● Exercise data:

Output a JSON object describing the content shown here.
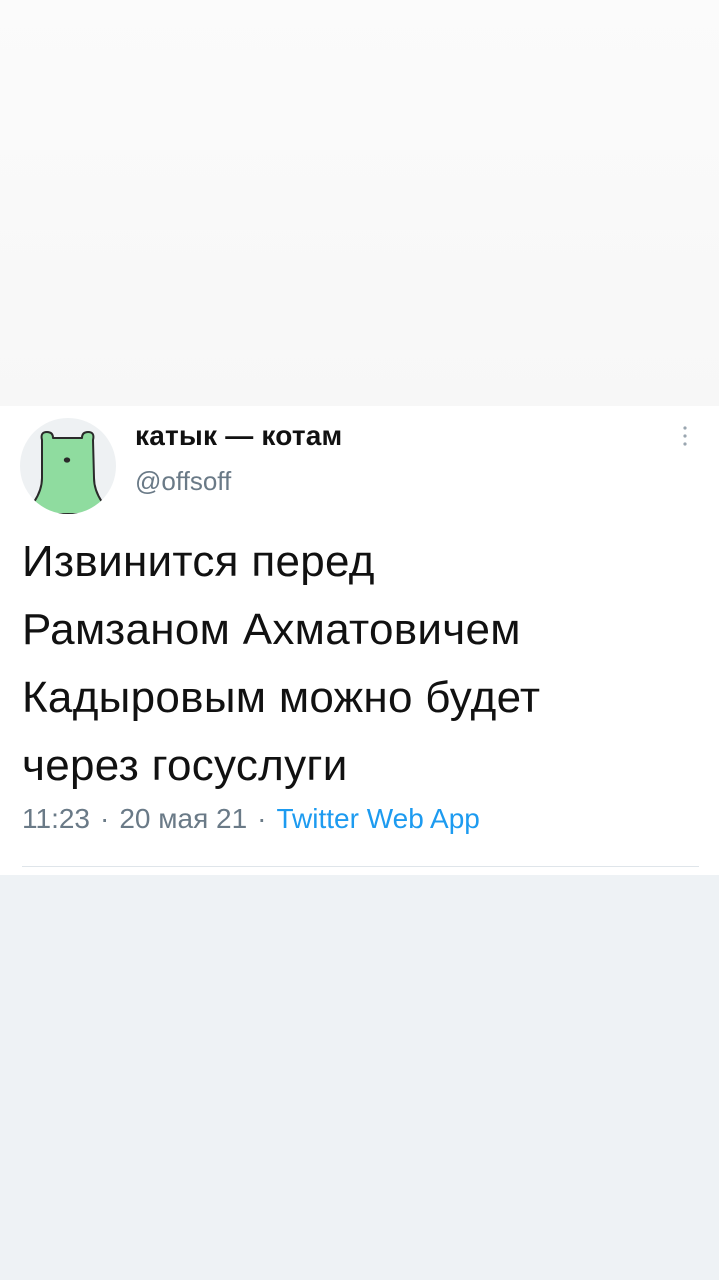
{
  "tweet": {
    "display_name": "катык — котам",
    "handle": "@offsoff",
    "text": "Извинится перед\nРамзаном Ахматовичем\nКадыровым можно будет\nчерез госуслуги",
    "time": "11:23",
    "date": "20 мая 21",
    "separator": "·",
    "source": "Twitter Web App",
    "more_icon": "vertical-dots-icon",
    "avatar_icon": "polar-bear-avatar"
  },
  "colors": {
    "avatar_fill": "#8fdc9f",
    "link": "#1d9bf0",
    "secondary_text": "#6a7a87",
    "card_bg": "#ffffff",
    "bottom_bg": "#eef2f5"
  }
}
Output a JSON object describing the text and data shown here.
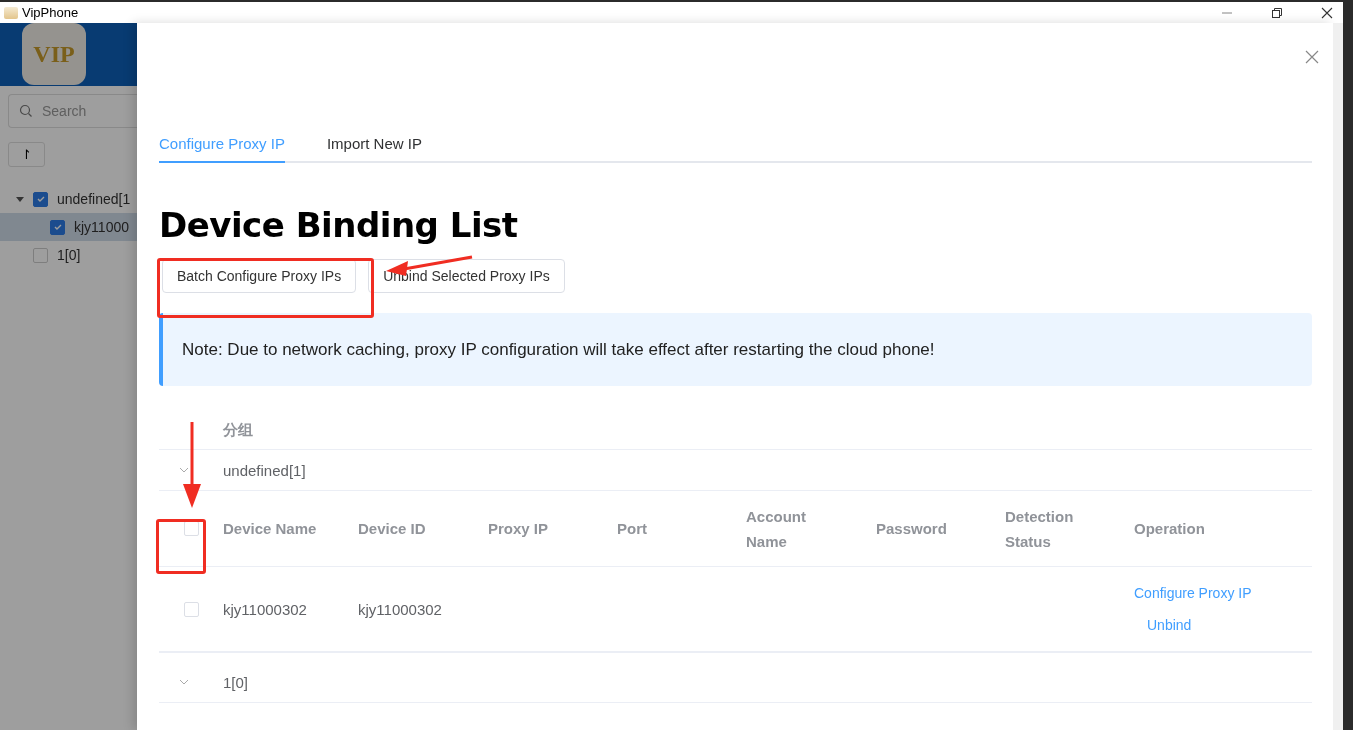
{
  "window": {
    "title": "VipPhone"
  },
  "sidebar": {
    "logo_text": "VIP",
    "search": {
      "placeholder": "Search"
    },
    "sort_button": "↾",
    "tree": [
      {
        "label": "undefined[1",
        "checked": true,
        "expanded": true,
        "selected": false,
        "children": [
          {
            "label": "kjy11000",
            "checked": true,
            "selected": true
          }
        ]
      },
      {
        "label": "1[0]",
        "checked": false,
        "selected": false
      }
    ]
  },
  "drawer": {
    "tabs": [
      {
        "label": "Configure Proxy IP",
        "selected": true
      },
      {
        "label": "Import New IP",
        "selected": false
      }
    ],
    "title": "Device Binding List",
    "buttons": [
      "Batch Configure Proxy IPs",
      "Unbind Selected Proxy IPs"
    ],
    "note": "Note: Due to network caching, proxy IP configuration will take effect after restarting the cloud phone!",
    "table": {
      "group_header": "分组",
      "groups": [
        {
          "label": "undefined[1]",
          "expanded": true,
          "header_checked": false,
          "columns": [
            "Device Name",
            "Device ID",
            "Proxy IP",
            "Port",
            "Account Name",
            "Password",
            "Detection Status",
            "Operation"
          ],
          "rows": [
            {
              "checked": false,
              "cells": [
                "kjy11000302",
                "kjy11000302"
              ],
              "actions": [
                "Configure Proxy IP",
                "Unbind"
              ]
            }
          ]
        },
        {
          "label": "1[0]",
          "expanded": true
        }
      ]
    }
  }
}
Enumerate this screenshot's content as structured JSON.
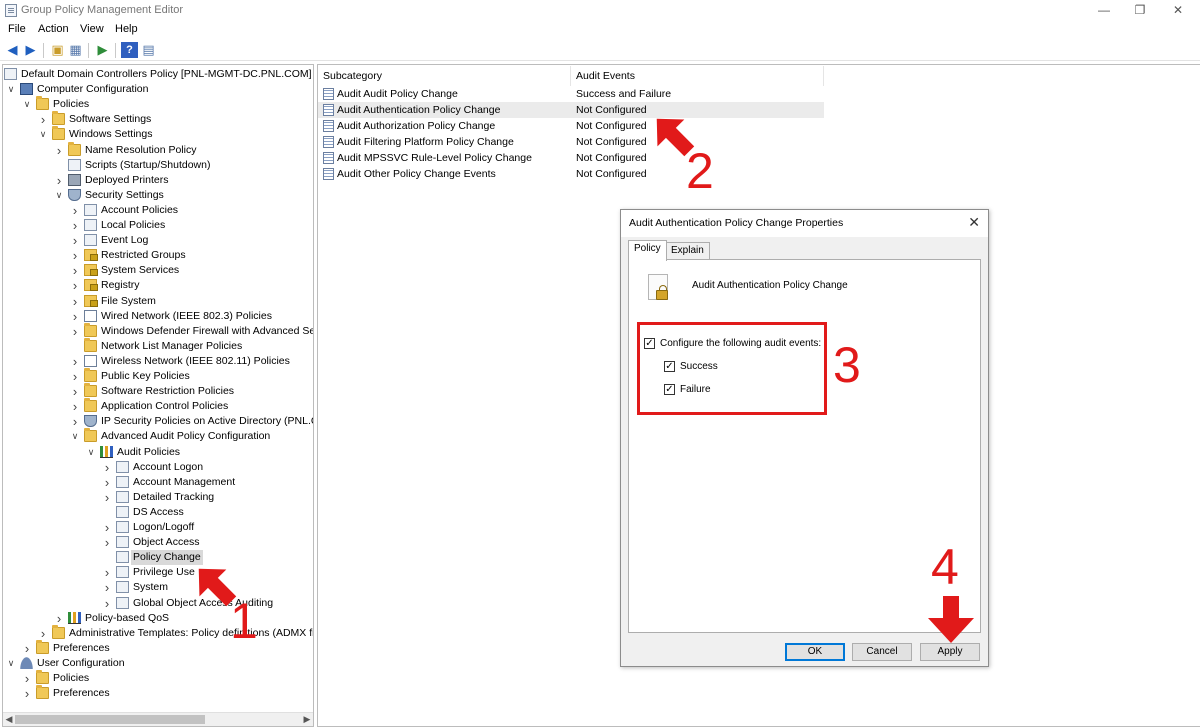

● Instruction:
Retype each entry precisely. Skip images entirely.

● Right answer:
Output a JSON object describing the content shown here.
{
  "tweet": {
    "display_name": "катык — котам",
    "handle": "@offsoff",
    "text": "Извинится перед\nРамзаном Ахматовичем\nКадыровым можно будет\nчерез госуслуги",
    "time": "11:23",
    "date": "20 мая 21",
    "separator": "·",
    "source": "Twitter Web App",
    "more_icon": "vertical-dots-icon",
    "avatar_icon": "polar-bear-avatar"
  },
  "colors": {
    "avatar_fill": "#8fdc9f",
    "link": "#1d9bf0",
    "secondary_text": "#6a7a87",
    "card_bg": "#ffffff",
    "bottom_bg": "#eef2f5"
  }
}
Output a JSON object describing the text and data shown here.
{
  "window": {
    "title": "VipPhone"
  },
  "sidebar": {
    "logo_text": "VIP",
    "search": {
      "placeholder": "Search"
    },
    "sort_button": "↾",
    "tree": [
      {
        "label": "undefined[1",
        "checked": true,
        "expanded": true,
        "selected": false,
        "children": [
          {
            "label": "kjy11000",
            "checked": true,
            "selected": true
          }
        ]
      },
      {
        "label": "1[0]",
        "checked": false,
        "selected": false
      }
    ]
  },
  "drawer": {
    "tabs": [
      {
        "label": "Configure Proxy IP",
        "selected": true
      },
      {
        "label": "Import New IP",
        "selected": false
      }
    ],
    "title": "Device Binding List",
    "buttons": [
      "Batch Configure Proxy IPs",
      "Unbind Selected Proxy IPs"
    ],
    "note": "Note: Due to network caching, proxy IP configuration will take effect after restarting the cloud phone!",
    "table": {
      "group_header": "分组",
      "groups": [
        {
          "label": "undefined[1]",
          "expanded": true,
          "header_checked": false,
          "columns": [
            "Device Name",
            "Device ID",
            "Proxy IP",
            "Port",
            "Account Name",
            "Password",
            "Detection Status",
            "Operation"
          ],
          "rows": [
            {
              "checked": false,
              "cells": [
                "kjy11000302",
                "kjy11000302"
              ],
              "actions": [
                "Configure Proxy IP",
                "Unbind"
              ]
            }
          ]
        },
        {
          "label": "1[0]",
          "expanded": true
        }
      ]
    }
  }
}
Enumerate this screenshot's content as structured JSON.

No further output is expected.